DIRECTIONS FOR THIS TASK:
Without the images, write out the whole listing exactly.

··· RAW RECORDS ···

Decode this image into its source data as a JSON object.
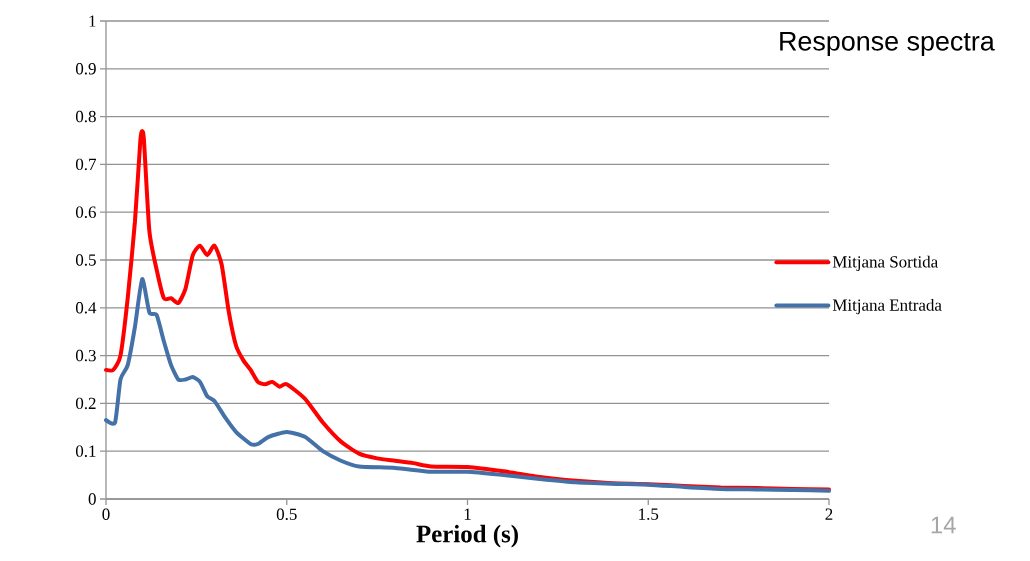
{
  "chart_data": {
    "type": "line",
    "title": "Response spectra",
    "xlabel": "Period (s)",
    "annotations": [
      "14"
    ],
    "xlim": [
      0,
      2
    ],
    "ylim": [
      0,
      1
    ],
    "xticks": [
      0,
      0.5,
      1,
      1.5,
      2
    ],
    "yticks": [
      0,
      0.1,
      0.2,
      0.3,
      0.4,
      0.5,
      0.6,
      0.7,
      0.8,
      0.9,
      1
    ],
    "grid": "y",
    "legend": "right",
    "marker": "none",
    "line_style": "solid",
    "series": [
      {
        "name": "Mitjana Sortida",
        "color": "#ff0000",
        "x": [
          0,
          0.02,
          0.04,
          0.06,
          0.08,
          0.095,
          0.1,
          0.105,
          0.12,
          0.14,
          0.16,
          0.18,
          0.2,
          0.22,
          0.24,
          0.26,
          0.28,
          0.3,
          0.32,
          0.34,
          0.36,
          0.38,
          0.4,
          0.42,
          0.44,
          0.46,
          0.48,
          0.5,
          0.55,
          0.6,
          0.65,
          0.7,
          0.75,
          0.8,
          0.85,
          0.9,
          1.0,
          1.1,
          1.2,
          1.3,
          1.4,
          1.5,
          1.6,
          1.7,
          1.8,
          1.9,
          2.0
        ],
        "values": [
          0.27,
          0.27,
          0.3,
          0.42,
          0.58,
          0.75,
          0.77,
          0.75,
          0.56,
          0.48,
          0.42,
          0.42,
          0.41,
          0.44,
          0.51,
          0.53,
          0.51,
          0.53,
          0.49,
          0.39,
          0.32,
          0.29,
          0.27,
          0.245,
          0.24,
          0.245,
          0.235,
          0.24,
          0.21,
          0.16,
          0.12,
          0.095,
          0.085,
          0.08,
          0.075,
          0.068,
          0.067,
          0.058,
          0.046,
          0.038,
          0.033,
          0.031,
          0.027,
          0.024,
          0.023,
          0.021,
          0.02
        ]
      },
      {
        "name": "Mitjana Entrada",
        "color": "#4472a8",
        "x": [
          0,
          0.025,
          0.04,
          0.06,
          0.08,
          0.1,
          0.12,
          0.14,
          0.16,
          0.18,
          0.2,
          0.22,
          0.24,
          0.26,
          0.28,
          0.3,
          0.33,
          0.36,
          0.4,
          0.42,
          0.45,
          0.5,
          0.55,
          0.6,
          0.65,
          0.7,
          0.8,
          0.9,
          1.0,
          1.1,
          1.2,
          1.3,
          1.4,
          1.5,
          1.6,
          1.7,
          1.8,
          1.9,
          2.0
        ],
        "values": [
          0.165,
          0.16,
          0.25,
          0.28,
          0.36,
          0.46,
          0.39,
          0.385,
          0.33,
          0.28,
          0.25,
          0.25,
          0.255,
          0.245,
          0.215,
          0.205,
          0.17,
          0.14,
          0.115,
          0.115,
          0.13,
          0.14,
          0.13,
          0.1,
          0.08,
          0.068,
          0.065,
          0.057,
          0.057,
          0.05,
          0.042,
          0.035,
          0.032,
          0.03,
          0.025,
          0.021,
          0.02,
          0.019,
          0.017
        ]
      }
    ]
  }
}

···

COMPLETE RESPONSE:
Decode this image into its source data as a JSON object.
{
  "chart_data": {
    "type": "line",
    "title": "Response spectra",
    "xlabel": "Period (s)",
    "annotations": [
      "14"
    ],
    "xlim": [
      0,
      2
    ],
    "ylim": [
      0,
      1
    ],
    "xticks": [
      0,
      0.5,
      1,
      1.5,
      2
    ],
    "yticks": [
      0,
      0.1,
      0.2,
      0.3,
      0.4,
      0.5,
      0.6,
      0.7,
      0.8,
      0.9,
      1
    ],
    "grid": "y",
    "legend": "right",
    "marker": "none",
    "line_style": "solid",
    "series": [
      {
        "name": "Mitjana Sortida",
        "color": "#ff0000",
        "x": [
          0,
          0.02,
          0.04,
          0.06,
          0.08,
          0.095,
          0.1,
          0.105,
          0.12,
          0.14,
          0.16,
          0.18,
          0.2,
          0.22,
          0.24,
          0.26,
          0.28,
          0.3,
          0.32,
          0.34,
          0.36,
          0.38,
          0.4,
          0.42,
          0.44,
          0.46,
          0.48,
          0.5,
          0.55,
          0.6,
          0.65,
          0.7,
          0.75,
          0.8,
          0.85,
          0.9,
          1.0,
          1.1,
          1.2,
          1.3,
          1.4,
          1.5,
          1.6,
          1.7,
          1.8,
          1.9,
          2.0
        ],
        "values": [
          0.27,
          0.27,
          0.3,
          0.42,
          0.58,
          0.75,
          0.77,
          0.75,
          0.56,
          0.48,
          0.42,
          0.42,
          0.41,
          0.44,
          0.51,
          0.53,
          0.51,
          0.53,
          0.49,
          0.39,
          0.32,
          0.29,
          0.27,
          0.245,
          0.24,
          0.245,
          0.235,
          0.24,
          0.21,
          0.16,
          0.12,
          0.095,
          0.085,
          0.08,
          0.075,
          0.068,
          0.067,
          0.058,
          0.046,
          0.038,
          0.033,
          0.031,
          0.027,
          0.024,
          0.023,
          0.021,
          0.02
        ]
      },
      {
        "name": "Mitjana Entrada",
        "color": "#4472a8",
        "x": [
          0,
          0.025,
          0.04,
          0.06,
          0.08,
          0.1,
          0.12,
          0.14,
          0.16,
          0.18,
          0.2,
          0.22,
          0.24,
          0.26,
          0.28,
          0.3,
          0.33,
          0.36,
          0.4,
          0.42,
          0.45,
          0.5,
          0.55,
          0.6,
          0.65,
          0.7,
          0.8,
          0.9,
          1.0,
          1.1,
          1.2,
          1.3,
          1.4,
          1.5,
          1.6,
          1.7,
          1.8,
          1.9,
          2.0
        ],
        "values": [
          0.165,
          0.16,
          0.25,
          0.28,
          0.36,
          0.46,
          0.39,
          0.385,
          0.33,
          0.28,
          0.25,
          0.25,
          0.255,
          0.245,
          0.215,
          0.205,
          0.17,
          0.14,
          0.115,
          0.115,
          0.13,
          0.14,
          0.13,
          0.1,
          0.08,
          0.068,
          0.065,
          0.057,
          0.057,
          0.05,
          0.042,
          0.035,
          0.032,
          0.03,
          0.025,
          0.021,
          0.02,
          0.019,
          0.017
        ]
      }
    ]
  }
}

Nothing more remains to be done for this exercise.